Collection entries:
BEGIN

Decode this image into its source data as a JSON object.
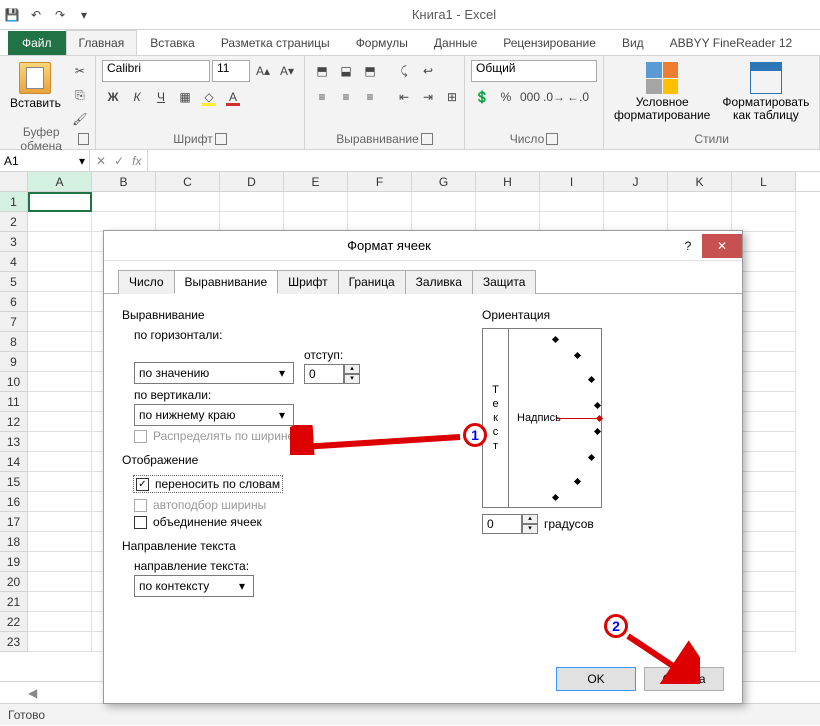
{
  "window": {
    "title": "Книга1 - Excel"
  },
  "tabs": {
    "file": "Файл",
    "items": [
      "Главная",
      "Вставка",
      "Разметка страницы",
      "Формулы",
      "Данные",
      "Рецензирование",
      "Вид",
      "ABBYY FineReader 12"
    ],
    "active": "Главная"
  },
  "ribbon": {
    "clipboard": {
      "label": "Буфер обмена",
      "paste": "Вставить"
    },
    "font": {
      "label": "Шрифт",
      "name": "Calibri",
      "size": "11",
      "bold": "Ж",
      "italic": "К",
      "underline": "Ч"
    },
    "alignment": {
      "label": "Выравнивание"
    },
    "number": {
      "label": "Число",
      "format": "Общий"
    },
    "styles": {
      "label": "Стили",
      "conditional": "Условное\nформатирование",
      "astable": "Форматировать\nкак таблицу"
    }
  },
  "formula": {
    "name_box": "A1"
  },
  "grid": {
    "columns": [
      "A",
      "B",
      "C",
      "D",
      "E",
      "F",
      "G",
      "H",
      "I",
      "J",
      "K",
      "L"
    ],
    "rows": 23
  },
  "dialog": {
    "title": "Формат ячеек",
    "tabs": [
      "Число",
      "Выравнивание",
      "Шрифт",
      "Граница",
      "Заливка",
      "Защита"
    ],
    "active_tab": "Выравнивание",
    "alignment_section": "Выравнивание",
    "horiz_label": "по горизонтали:",
    "horiz_value": "по значению",
    "vert_label": "по вертикали:",
    "vert_value": "по нижнему краю",
    "indent_label": "отступ:",
    "indent_value": "0",
    "distribute": "Распределять по ширине",
    "display_section": "Отображение",
    "wrap": "переносить по словам",
    "shrink": "автоподбор ширины",
    "merge": "объединение ячеек",
    "direction_section": "Направление текста",
    "direction_label": "направление текста:",
    "direction_value": "по контексту",
    "orientation_section": "Ориентация",
    "orient_text": "Текст",
    "orient_label": "Надпись",
    "degrees_value": "0",
    "degrees_label": "градусов",
    "ok": "OK",
    "cancel": "Отмена"
  },
  "status": "Готово"
}
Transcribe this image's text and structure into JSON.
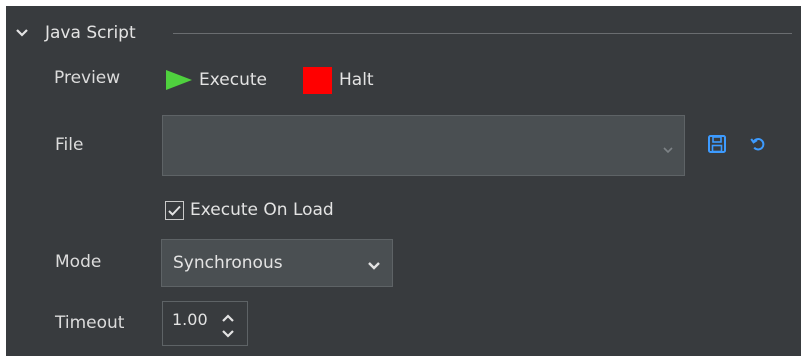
{
  "section": {
    "title": "Java Script",
    "icon": "chevron-down-icon"
  },
  "preview": {
    "label": "Preview",
    "execute_label": "Execute",
    "execute_icon": "play-icon",
    "execute_color": "#4fd13e",
    "halt_label": "Halt",
    "halt_icon": "stop-icon",
    "halt_color": "#ff0000"
  },
  "file": {
    "label": "File",
    "value": "",
    "save_icon": "save-icon",
    "reload_icon": "reload-icon",
    "icon_color": "#3d9bff"
  },
  "execute_on_load": {
    "label": "Execute On Load",
    "checked": true
  },
  "mode": {
    "label": "Mode",
    "value": "Synchronous"
  },
  "timeout": {
    "label": "Timeout",
    "value": "1.00"
  },
  "colors": {
    "panel_background": "#383b3e",
    "field_background": "#4a4f52",
    "text": "#e3e3e3"
  }
}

END

• [OBJECTIVE]: Wherever the word "текста" occurs in a line of the listing, copy that line.

• [WORKED ANSWER]:
    "direction_section": "Направление текста",
    "direction_label": "направление текста:",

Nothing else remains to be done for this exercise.